**DO THIS:** Take every line from the material that has the word "image" in it.

**SUPPLIED RECORDS:**
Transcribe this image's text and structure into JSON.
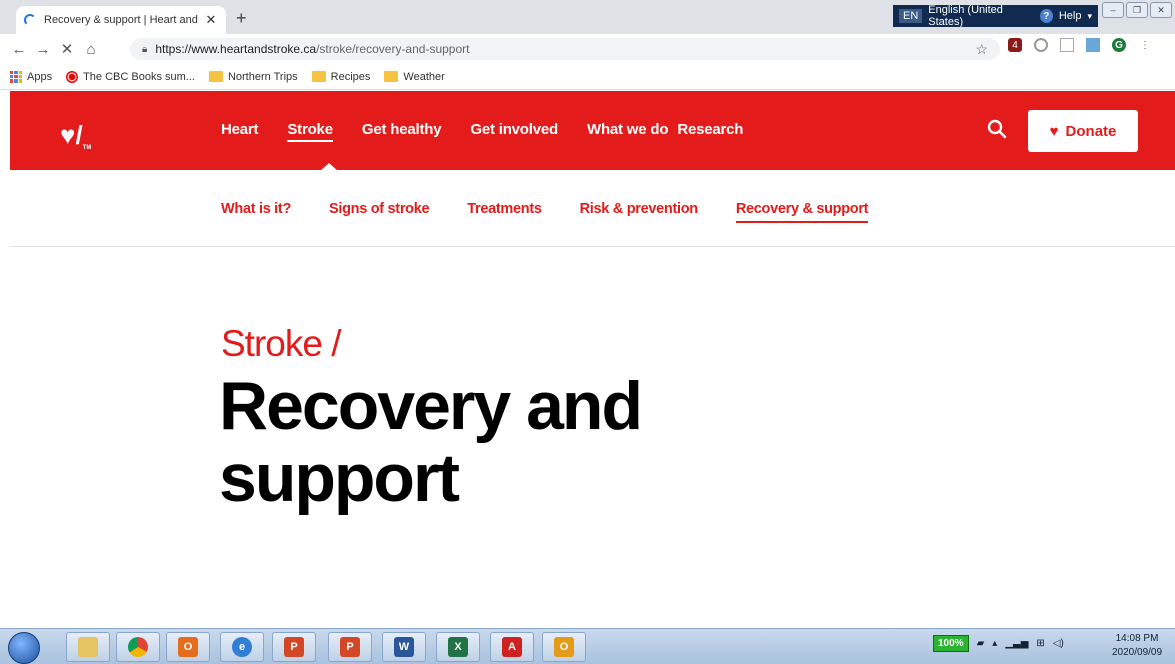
{
  "browser": {
    "tab_title": "Recovery & support | Heart and",
    "tab_close": "✕",
    "new_tab": "+",
    "url_host": "https://www.heartandstroke.ca",
    "url_path": "/stroke/recovery-and-support",
    "nav": {
      "back": "←",
      "forward": "→",
      "stop": "✕",
      "home": "⌂"
    },
    "language_bar": {
      "code": "EN",
      "language": "English (United States)",
      "help": "Help",
      "help_icon": "?",
      "menu": "▾"
    },
    "window_controls": {
      "minimize": "–",
      "restore": "❐",
      "close": "✕"
    },
    "star": "☆",
    "profile_initial": "G",
    "kebab": "⋮",
    "extension_badge": "4"
  },
  "bookmarks": [
    {
      "label": "Apps",
      "icon": "apps-icon"
    },
    {
      "label": "The CBC Books sum...",
      "icon": "cbc-icon"
    },
    {
      "label": "Northern Trips",
      "icon": "folder-icon"
    },
    {
      "label": "Recipes",
      "icon": "folder-icon"
    },
    {
      "label": "Weather",
      "icon": "folder-icon"
    }
  ],
  "site": {
    "logo_text": "♥/",
    "logo_tm": "TM",
    "main_nav": [
      {
        "label": "Heart"
      },
      {
        "label": "Stroke",
        "active": true
      },
      {
        "label": "Get healthy"
      },
      {
        "label": "Get involved"
      },
      {
        "label": "What we do"
      },
      {
        "label": "Research"
      }
    ],
    "donate_label": "Donate",
    "donate_heart": "♥",
    "sub_nav": [
      {
        "label": "What is it?"
      },
      {
        "label": "Signs of stroke"
      },
      {
        "label": "Treatments"
      },
      {
        "label": "Risk & prevention"
      },
      {
        "label": "Recovery & support",
        "active": true
      }
    ],
    "breadcrumb": "Stroke /",
    "heading": "Recovery and support",
    "brand_color": "#e31b1b"
  },
  "taskbar": {
    "apps": [
      "windows-explorer",
      "chrome",
      "outlook",
      "internet-explorer",
      "powerpoint",
      "powerpoint",
      "word",
      "excel",
      "pdf",
      "office-communicator"
    ],
    "app_glyphs": {
      "ppt": "P",
      "word": "W",
      "excel": "X",
      "pdf": "A",
      "oc": "O",
      "outlook": "O",
      "ie": "e"
    },
    "battery": "100%",
    "time": "14:08 PM",
    "date": "2020/09/09"
  }
}
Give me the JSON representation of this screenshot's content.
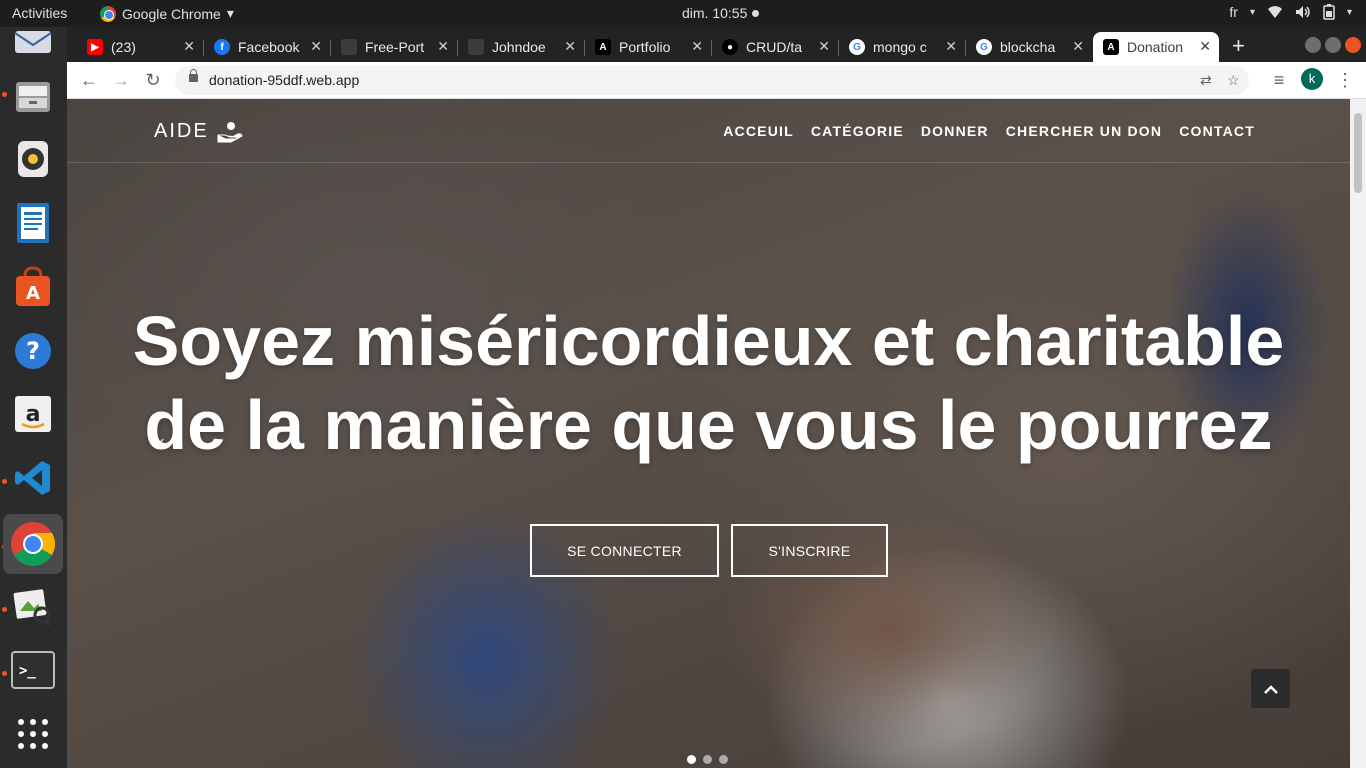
{
  "system": {
    "activities": "Activities",
    "app_name": "Google Chrome",
    "clock": "dim. 10:55",
    "keyboard_layout": "fr"
  },
  "dock": {
    "items": [
      "thunderbird-icon",
      "files-icon",
      "rhythmbox-icon",
      "writer-icon",
      "software-center-icon",
      "help-icon",
      "amazon-icon",
      "vscode-icon",
      "chrome-icon",
      "image-viewer-icon",
      "terminal-icon",
      "app-grid-icon"
    ]
  },
  "tabs": [
    {
      "title": "(23)",
      "icon": "youtube-icon",
      "color": "#ff0000"
    },
    {
      "title": "Facebook",
      "icon": "facebook-icon",
      "color": "#1877f2"
    },
    {
      "title": "Free-Port",
      "icon": "page-icon",
      "color": "#3c3c3c"
    },
    {
      "title": "Johndoe",
      "icon": "page-icon",
      "color": "#3c3c3c"
    },
    {
      "title": "Portfolio",
      "icon": "angular-icon",
      "color": "#000000"
    },
    {
      "title": "CRUD/ta",
      "icon": "github-icon",
      "color": "#000000"
    },
    {
      "title": "mongo c",
      "icon": "google-icon",
      "color": "#ffffff"
    },
    {
      "title": "blockcha",
      "icon": "google-icon",
      "color": "#ffffff"
    },
    {
      "title": "Donation",
      "icon": "angular-icon",
      "color": "#000000",
      "active": true
    }
  ],
  "toolbar": {
    "url": "donation-95ddf.web.app",
    "profile_initial": "k"
  },
  "page": {
    "brand": "AIDE",
    "nav": [
      "ACCEUIL",
      "CATÉGORIE",
      "DONNER",
      "CHERCHER UN DON",
      "CONTACT"
    ],
    "hero_line1": "Soyez miséricordieux et charitable",
    "hero_line2": "de la manière que vous le pourrez",
    "login_button": "SE CONNECTER",
    "signup_button": "S'INSCRIRE",
    "carousel_slides": 3,
    "carousel_active": 1
  }
}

**REPLY:**
Transcribe this image's text and structure into JSON.
      "image-viewer-icon",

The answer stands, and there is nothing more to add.